- [EXERCISE BRIEF] Copy out each line that has "giovani" in it.

- [GIVEN DATA]
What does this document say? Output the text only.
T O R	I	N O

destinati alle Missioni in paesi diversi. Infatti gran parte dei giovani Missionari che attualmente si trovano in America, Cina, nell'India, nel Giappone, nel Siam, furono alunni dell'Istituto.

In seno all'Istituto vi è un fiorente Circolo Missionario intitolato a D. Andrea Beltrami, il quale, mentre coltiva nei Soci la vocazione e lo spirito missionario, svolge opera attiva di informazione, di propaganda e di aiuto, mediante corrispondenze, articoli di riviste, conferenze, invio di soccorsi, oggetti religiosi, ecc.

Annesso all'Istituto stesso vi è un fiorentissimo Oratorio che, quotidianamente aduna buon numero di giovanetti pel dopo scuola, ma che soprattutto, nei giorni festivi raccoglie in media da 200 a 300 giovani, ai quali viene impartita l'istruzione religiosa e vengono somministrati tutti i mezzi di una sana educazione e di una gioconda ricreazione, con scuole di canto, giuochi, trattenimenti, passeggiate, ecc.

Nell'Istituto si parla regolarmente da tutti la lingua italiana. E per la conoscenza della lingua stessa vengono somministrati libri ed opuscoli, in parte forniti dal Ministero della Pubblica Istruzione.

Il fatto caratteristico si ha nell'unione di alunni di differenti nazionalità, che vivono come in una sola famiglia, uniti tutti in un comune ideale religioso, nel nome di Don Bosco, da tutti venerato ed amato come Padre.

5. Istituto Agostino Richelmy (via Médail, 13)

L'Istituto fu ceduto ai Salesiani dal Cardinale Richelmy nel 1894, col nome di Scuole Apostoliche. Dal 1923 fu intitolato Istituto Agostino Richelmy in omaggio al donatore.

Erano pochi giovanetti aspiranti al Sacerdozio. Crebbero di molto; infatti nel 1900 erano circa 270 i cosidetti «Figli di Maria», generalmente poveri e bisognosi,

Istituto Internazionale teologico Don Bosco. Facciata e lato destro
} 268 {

- [FULL OUTPUT]
destinati alle Missioni in paesi diversi. Infatti gran parte dei giovani Missionari che attualmente si trovano in America, Cina, nell'India, nel Giappone, nel Siam, furono alunni dell'Istituto.
Annesso all'Istituto stesso vi è un fiorentissimo Oratorio che, quotidianamente aduna buon numero di giovanetti pel dopo scuola, ma che soprattutto, nei giorni festivi raccoglie in media da 200 a 300 giovani, ai quali viene impartita l'istruzione religiosa e vengono somministrati tutti i mezzi di una sana educazione e di una gioconda ricreazione, con scuole di canto, giuochi, trattenimenti, passeggiate, ecc.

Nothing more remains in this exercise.